Output the material exactly, but drop every image it holds.
--------------------
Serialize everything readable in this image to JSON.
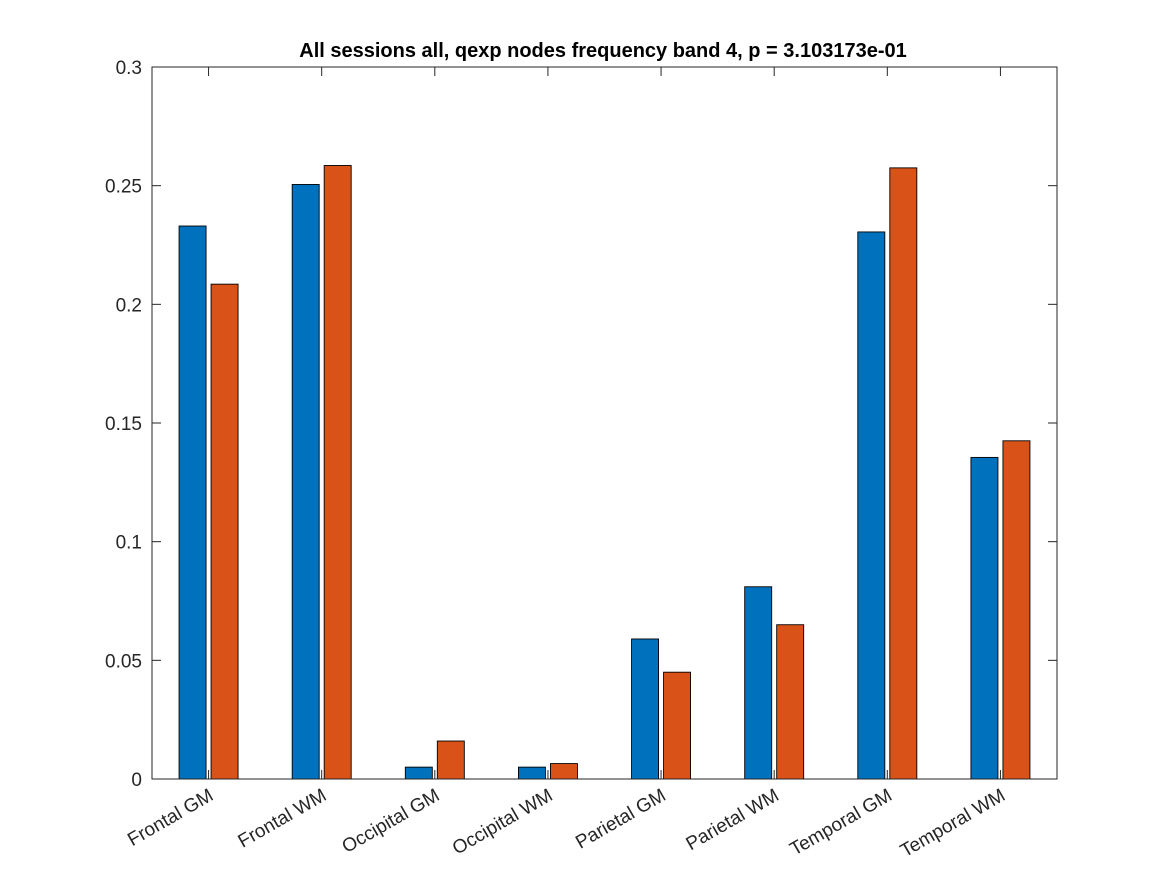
{
  "chart_data": {
    "type": "bar",
    "title": "All sessions all, qexp nodes frequency band 4, p = 3.103173e-01",
    "xlabel": "",
    "ylabel": "",
    "categories": [
      "Frontal GM",
      "Frontal WM",
      "Occipital GM",
      "Occipital WM",
      "Parietal GM",
      "Parietal WM",
      "Temporal GM",
      "Temporal WM"
    ],
    "series": [
      {
        "values": [
          0.233,
          0.2505,
          0.005,
          0.005,
          0.059,
          0.081,
          0.2305,
          0.1355
        ],
        "color": "#0072BD"
      },
      {
        "values": [
          0.2085,
          0.2585,
          0.016,
          0.0065,
          0.045,
          0.065,
          0.2575,
          0.1425
        ],
        "color": "#D95319"
      }
    ],
    "ylim": [
      0,
      0.3
    ],
    "yticks": [
      0,
      0.05,
      0.1,
      0.15,
      0.2,
      0.25,
      0.3
    ],
    "yticklabels": [
      "0",
      "0.05",
      "0.1",
      "0.15",
      "0.2",
      "0.25",
      "0.3"
    ],
    "grid": false,
    "legend": "none",
    "box": true
  }
}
--------------------
# WRITTEN REPLY
Serialize everything readable in this image to JSON.
{
  "chart_data": {
    "type": "bar",
    "title": "All sessions all, qexp nodes frequency band 4, p = 3.103173e-01",
    "xlabel": "",
    "ylabel": "",
    "categories": [
      "Frontal GM",
      "Frontal WM",
      "Occipital GM",
      "Occipital WM",
      "Parietal GM",
      "Parietal WM",
      "Temporal GM",
      "Temporal WM"
    ],
    "series": [
      {
        "values": [
          0.233,
          0.2505,
          0.005,
          0.005,
          0.059,
          0.081,
          0.2305,
          0.1355
        ],
        "color": "#0072BD"
      },
      {
        "values": [
          0.2085,
          0.2585,
          0.016,
          0.0065,
          0.045,
          0.065,
          0.2575,
          0.1425
        ],
        "color": "#D95319"
      }
    ],
    "ylim": [
      0,
      0.3
    ],
    "yticks": [
      0,
      0.05,
      0.1,
      0.15,
      0.2,
      0.25,
      0.3
    ],
    "yticklabels": [
      "0",
      "0.05",
      "0.1",
      "0.15",
      "0.2",
      "0.25",
      "0.3"
    ],
    "grid": false,
    "legend": "none",
    "box": true
  }
}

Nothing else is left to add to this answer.